=== DOCUMENT ===

Bug 23555

Summary: libc5 and glibc2 versions of libz have same version number
Product: [Retired] Red Hat Linux Reporter: Guy Harris <gharris>
Component: glibcAssignee: Jakub Jelinek <jakub>
Status: CLOSED NOTABUG QA Contact: Aaron Brown <abrown>
Severity: medium Docs Contact:
Priority: medium    
Version: 6.1CC: fweimer
Target Milestone: ---   
Target Release: ---   
Hardware: i386   
OS: Linux   
Whiteboard:
Fixed In Version: Doc Type: Bug Fix
Doc Text:
Story Points: ---
Clone Of: Environment:
Last Closed: 2001-01-10 10:35:20 UTC Type: ---
Regression: --- Mount Type: ---
Documentation: --- CRM:
Verified Versions: Category: ---
oVirt Team: --- RHEL 7.3 requirements from Atomic Host:
Cloudforms Team: --- Target Upstream Version:
Embargoed:

Description Guy Harris 2001-01-07 21:01:46 UTC
Somebody tried configuring and building Ethereal on Red Hat 6.1; the
configure script found libz, and found "gzseek()" in libz, so it
configured Ethereal to use libz (to read gzipped capture files), but
the subsequent link stage failed to find "gzseek()" in libz.

=== DATASET SECTION ===
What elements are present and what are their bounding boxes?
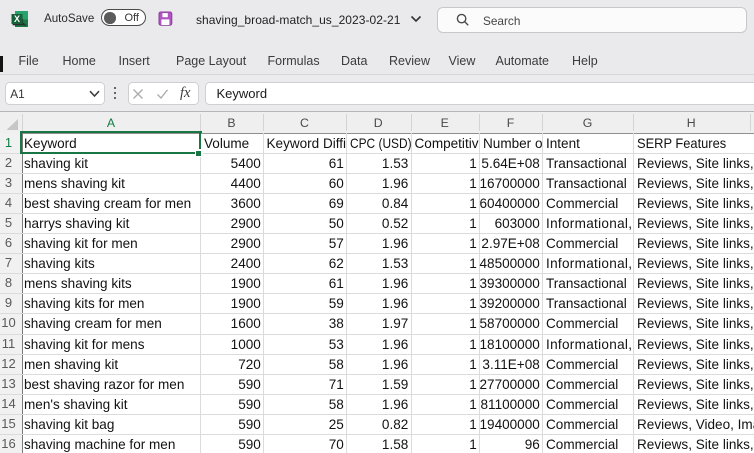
svg-text:X: X — [14, 14, 20, 24]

=== WHAT TO DO ===
(1) In the bug report, which function did the link stage fail to find in libz?
(2) Please continue the bug report about libz from the point where it stops.
The listing has no connection to the bug report.

=== RESPONSES TO THE TASKS ===
(1) gzseek()

(2)
The problem appeared to be that, for some reason, the configure stage
found "/usr/lib/libz.so.1", but the link stage found
"/usr/i486-linux-libc5/lib/libz.so.1"; the former is based on a newer
version of libz than the latter, as the former has "gzseek()" while the
latter doesn't.

glibc2 and libc5 have different major version numbers, suggesting either
that

	1) they are binary-incompatible (e.g., due to data structures
	   changing their layout)

or

	2) the Linux world got screwed by AT&T getting rid of shared
	   library minor version numbers when they implemented a
	   SunOS 4.x-derived shared library mechanism in SVR4 (shafting
	   other OSes using ELF).

In the former case, binaries built with libc5 and binaries built with
glibc2 would need to use different shared libraries except for shared
libraries that make *no* calls to libc routines whatsoever (I suppose
if a library calls only routines that *are* binary-compatible in the
two versions of libc, that isn't necessary, but it's probably too risky
to do that).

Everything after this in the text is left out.